Find each line with the string "team" and copy it.

* Begin DATA TO PROCESS *

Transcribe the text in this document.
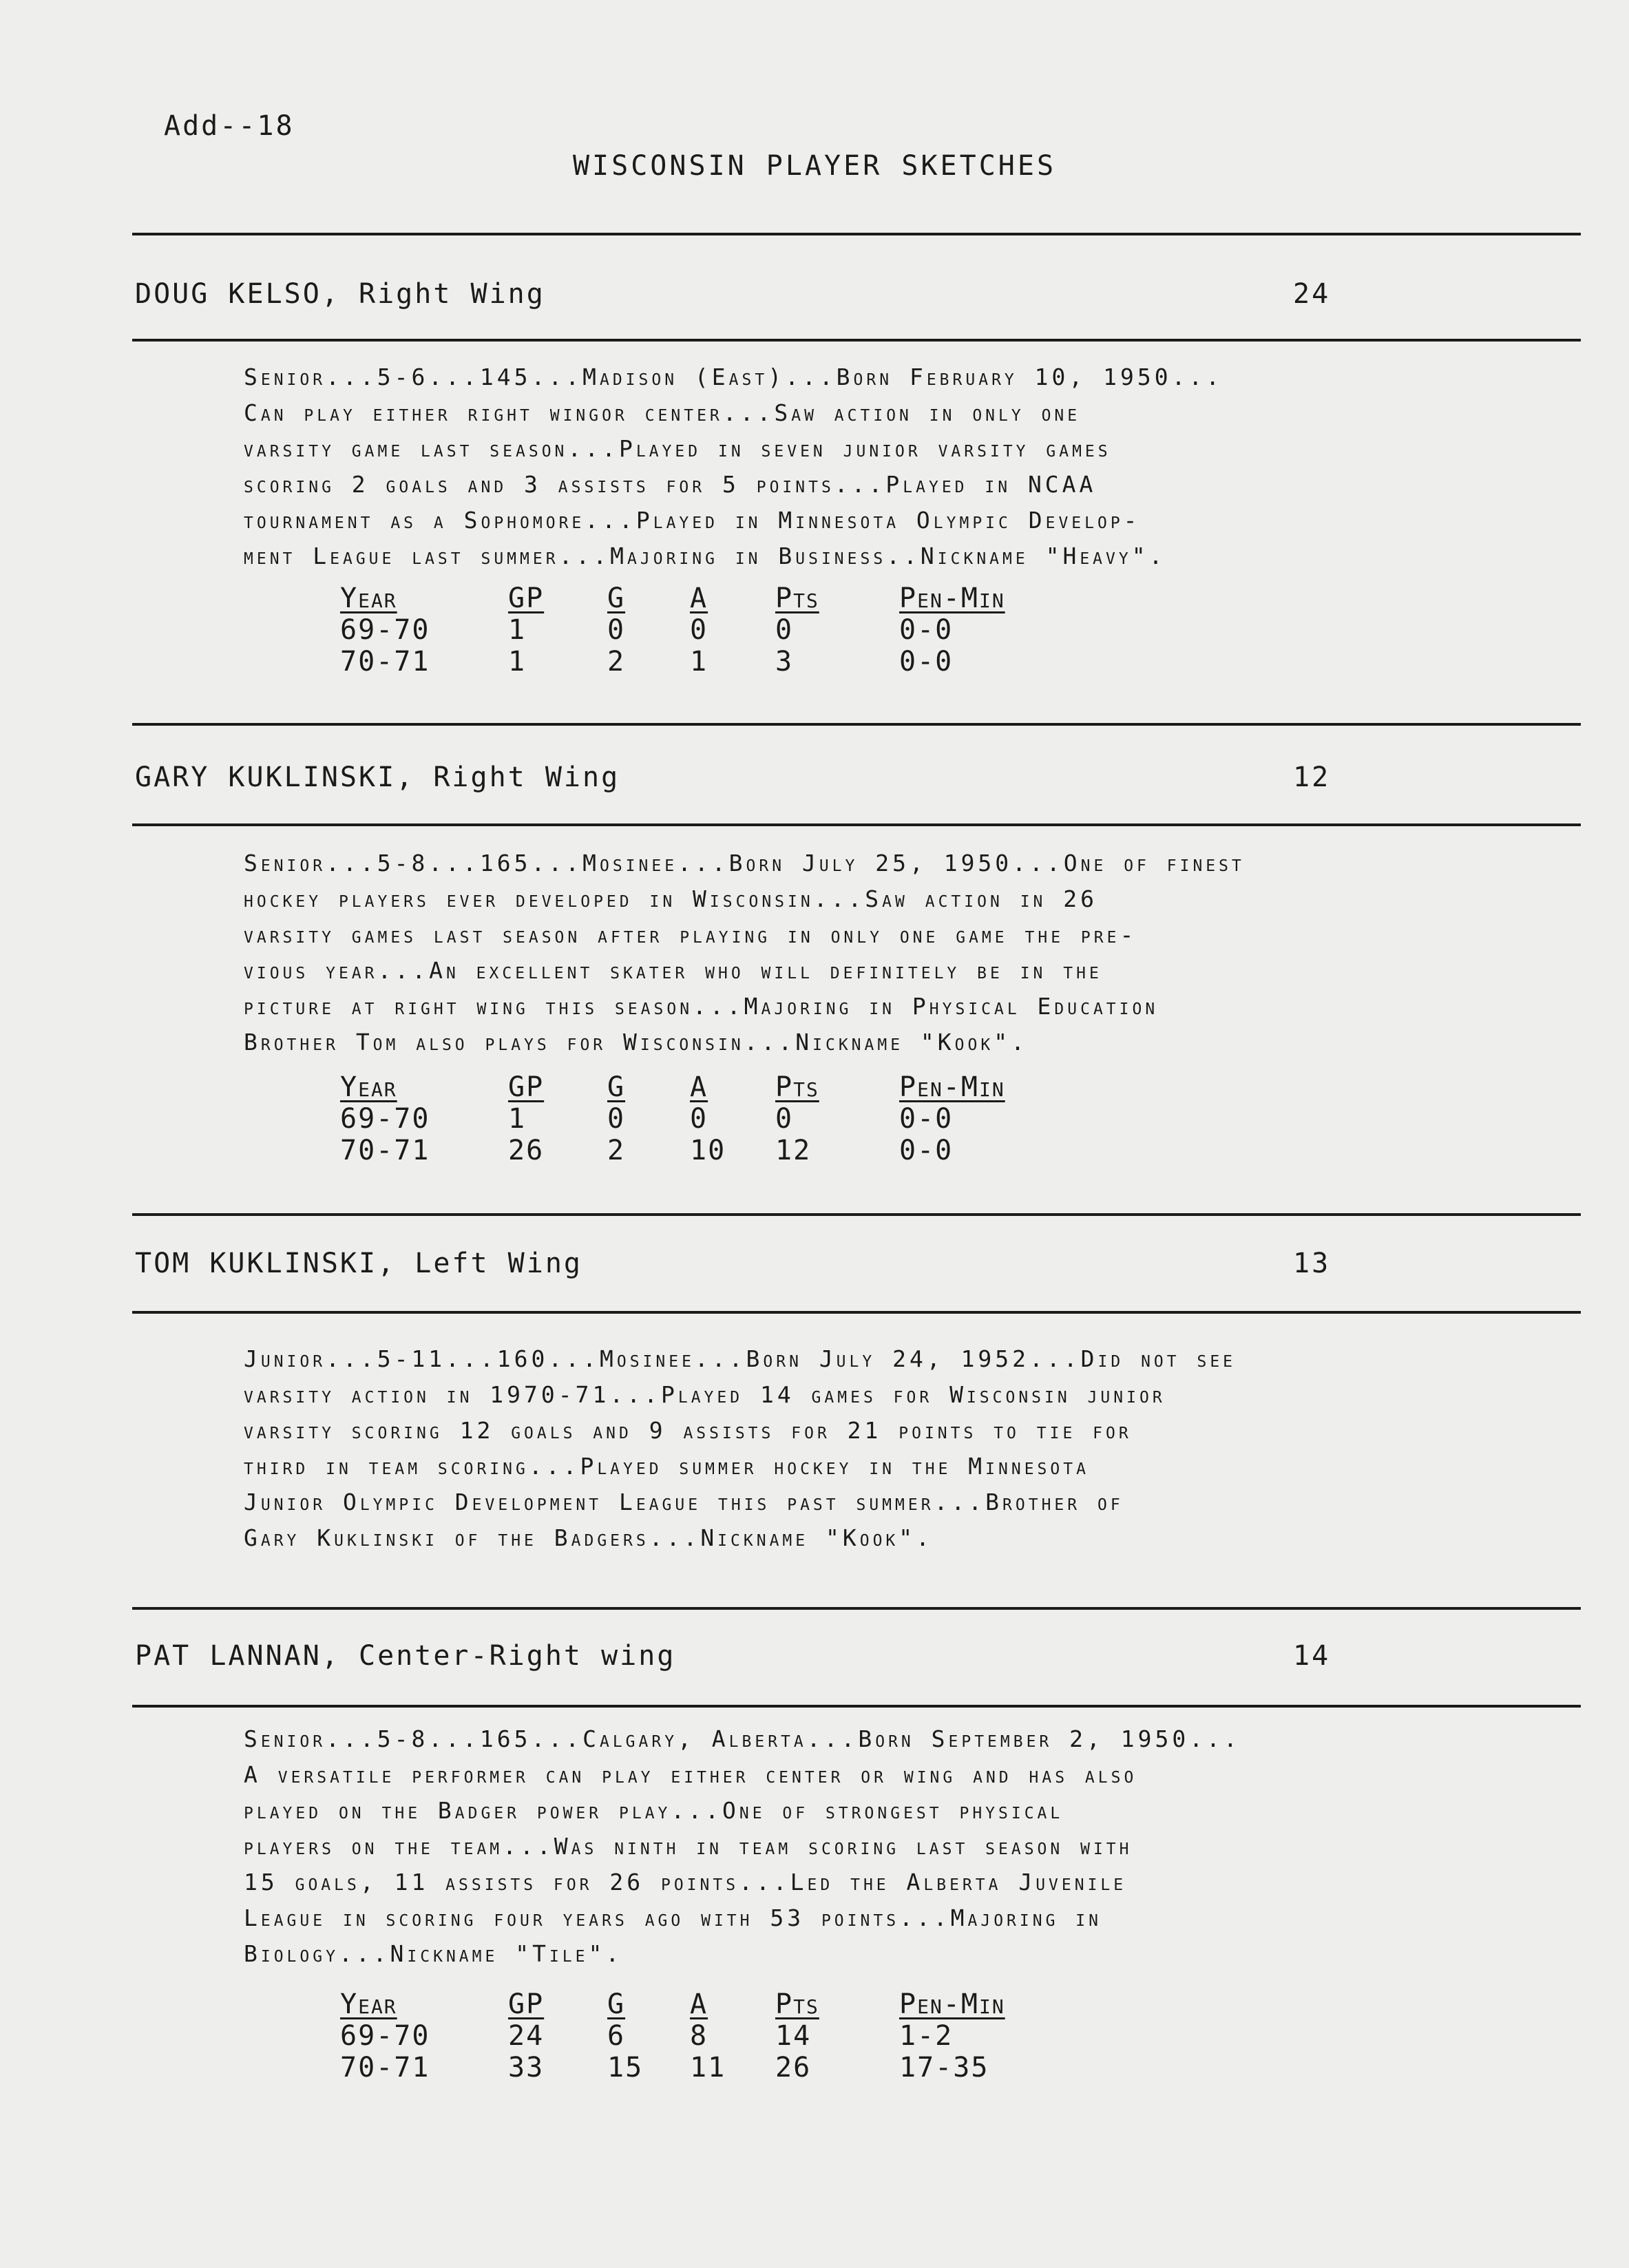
Add--18
WISCONSIN PLAYER SKETCHES
DOUG KELSO, Right Wing	24
Senior...5-6...145...Madison (East)...Born February 10, 1950...
Can play either right wingor center...Saw action in only one
varsity game last season...Played in seven junior varsity games
scoring 2 goals and 3 assists for 5 points...Played in NCAA
tournament as a Sophomore...Played in Minnesota Olympic Develop-
ment League last summer...Majoring in Business..Nickname "Heavy".
Year	GP G A Pts	Pen-Min
69-70	1	0 0 0	0-0
70-71	1	2 1 3	0-0
GARY KUKLINSKI, Right Wing	12
Senior...5-8...165...Mosinee...Born July 25, 1950...One of finest
hockey players ever developed in Wisconsin...Saw action in 26
varsity games last season after playing in only one game the pre-
vious year...An excellent skater who will definitely be in the
picture at right wing this season...Majoring in Physical Education
Brother Tom also plays for Wisconsin...Nickname "Kook".
Year	GP G A Pts	Pen-Min
69-70	1	0 0 0	0-0
70-71	26 2 10 12	0-0
TOM KUKLINSKI, Left Wing	13
Junior...5-11...160...Mosinee...Born July 24, 1952...Did not see
varsity action in 1970-71...Played 14 games for Wisconsin junior
varsity scoring 12 goals and 9 assists for 21 points to tie for
third in team scoring...Played summer hockey in the Minnesota
Junior Olympic Development League this past summer...Brother of
Gary Kuklinski of the Badgers...Nickname "Kook".
PAT LANNAN, Center-Right wing	14
Senior...5-8...165...Calgary, Alberta...Born September 2, 1950...
A versatile performer can play either center or wing and has also
played on the Badger power play...One of strongest physical
players on the team...Was ninth in team scoring last season with
15 goals, 11 assists for 26 points...Led the Alberta Juvenile
League in scoring four years ago with 53 points...Majoring in
Biology...Nickname "Tile".
Year	GP G A Pts	Pen-Min
69-70	24 6 8 14	1-2
70-71	33 15 11 26	17-35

* End DATA TO PROCESS *

ANSWER TO THE TASK:
third in team scoring...Played summer hockey in the Minnesota
players on the team...Was ninth in team scoring last season with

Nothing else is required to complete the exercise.